start
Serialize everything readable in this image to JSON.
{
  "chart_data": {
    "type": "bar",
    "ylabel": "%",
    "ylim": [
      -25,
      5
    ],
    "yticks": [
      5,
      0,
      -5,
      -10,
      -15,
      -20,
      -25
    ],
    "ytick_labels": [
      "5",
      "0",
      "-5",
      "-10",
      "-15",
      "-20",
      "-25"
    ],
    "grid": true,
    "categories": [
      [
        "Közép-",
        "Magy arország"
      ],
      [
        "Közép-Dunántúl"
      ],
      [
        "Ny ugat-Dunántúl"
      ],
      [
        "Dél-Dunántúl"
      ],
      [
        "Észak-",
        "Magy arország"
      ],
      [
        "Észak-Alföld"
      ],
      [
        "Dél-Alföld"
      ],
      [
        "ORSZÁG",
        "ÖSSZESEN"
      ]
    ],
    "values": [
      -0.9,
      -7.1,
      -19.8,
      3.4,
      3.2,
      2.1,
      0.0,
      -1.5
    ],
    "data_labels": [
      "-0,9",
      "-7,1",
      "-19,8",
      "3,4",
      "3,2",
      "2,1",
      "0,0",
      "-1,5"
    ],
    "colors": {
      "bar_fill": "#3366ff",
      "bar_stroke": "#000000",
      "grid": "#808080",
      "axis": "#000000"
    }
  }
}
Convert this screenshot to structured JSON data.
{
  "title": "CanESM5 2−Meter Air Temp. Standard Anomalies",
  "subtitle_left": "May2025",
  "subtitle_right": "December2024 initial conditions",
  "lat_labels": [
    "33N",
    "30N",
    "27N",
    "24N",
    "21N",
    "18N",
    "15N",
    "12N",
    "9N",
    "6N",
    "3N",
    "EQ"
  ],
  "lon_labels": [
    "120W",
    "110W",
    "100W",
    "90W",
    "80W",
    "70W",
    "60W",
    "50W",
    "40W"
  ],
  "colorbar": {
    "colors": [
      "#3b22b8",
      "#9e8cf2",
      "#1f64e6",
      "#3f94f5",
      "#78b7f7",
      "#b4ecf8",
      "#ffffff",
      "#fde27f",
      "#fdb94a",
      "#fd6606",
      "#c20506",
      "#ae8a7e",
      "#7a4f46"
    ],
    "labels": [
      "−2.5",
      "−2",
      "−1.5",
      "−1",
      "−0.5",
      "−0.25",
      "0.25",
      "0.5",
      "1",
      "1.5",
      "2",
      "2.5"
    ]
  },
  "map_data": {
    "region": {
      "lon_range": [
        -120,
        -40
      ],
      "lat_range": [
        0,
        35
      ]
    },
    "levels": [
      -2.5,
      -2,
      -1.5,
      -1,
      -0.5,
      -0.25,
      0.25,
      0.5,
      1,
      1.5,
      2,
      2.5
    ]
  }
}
end
▸ Instructions to follow:
Produce an exact copy of all the records.

▸ Reply to the task:
Serialize everything readable in this image to JSON.
{
  "chart_data": {
    "type": "bar",
    "ylabel": "%",
    "ylim": [
      -25,
      5
    ],
    "yticks": [
      5,
      0,
      -5,
      -10,
      -15,
      -20,
      -25
    ],
    "ytick_labels": [
      "5",
      "0",
      "-5",
      "-10",
      "-15",
      "-20",
      "-25"
    ],
    "grid": true,
    "categories": [
      [
        "Közép-",
        "Magy arország"
      ],
      [
        "Közép-Dunántúl"
      ],
      [
        "Ny ugat-Dunántúl"
      ],
      [
        "Dél-Dunántúl"
      ],
      [
        "Észak-",
        "Magy arország"
      ],
      [
        "Észak-Alföld"
      ],
      [
        "Dél-Alföld"
      ],
      [
        "ORSZÁG",
        "ÖSSZESEN"
      ]
    ],
    "values": [
      -0.9,
      -7.1,
      -19.8,
      3.4,
      3.2,
      2.1,
      0.0,
      -1.5
    ],
    "data_labels": [
      "-0,9",
      "-7,1",
      "-19,8",
      "3,4",
      "3,2",
      "2,1",
      "0,0",
      "-1,5"
    ],
    "colors": {
      "bar_fill": "#3366ff",
      "bar_stroke": "#000000",
      "grid": "#808080",
      "axis": "#000000"
    }
  }
}
Convert this screenshot to structured JSON data.
{
  "title": "CanESM5 2−Meter Air Temp. Standard Anomalies",
  "subtitle_left": "May2025",
  "subtitle_right": "December2024 initial conditions",
  "lat_labels": [
    "33N",
    "30N",
    "27N",
    "24N",
    "21N",
    "18N",
    "15N",
    "12N",
    "9N",
    "6N",
    "3N",
    "EQ"
  ],
  "lon_labels": [
    "120W",
    "110W",
    "100W",
    "90W",
    "80W",
    "70W",
    "60W",
    "50W",
    "40W"
  ],
  "colorbar": {
    "colors": [
      "#3b22b8",
      "#9e8cf2",
      "#1f64e6",
      "#3f94f5",
      "#78b7f7",
      "#b4ecf8",
      "#ffffff",
      "#fde27f",
      "#fdb94a",
      "#fd6606",
      "#c20506",
      "#ae8a7e",
      "#7a4f46"
    ],
    "labels": [
      "−2.5",
      "−2",
      "−1.5",
      "−1",
      "−0.5",
      "−0.25",
      "0.25",
      "0.5",
      "1",
      "1.5",
      "2",
      "2.5"
    ]
  },
  "map_data": {
    "region": {
      "lon_range": [
        -120,
        -40
      ],
      "lat_range": [
        0,
        35
      ]
    },
    "levels": [
      -2.5,
      -2,
      -1.5,
      -1,
      -0.5,
      -0.25,
      0.25,
      0.5,
      1,
      1.5,
      2,
      2.5
    ]
  }
}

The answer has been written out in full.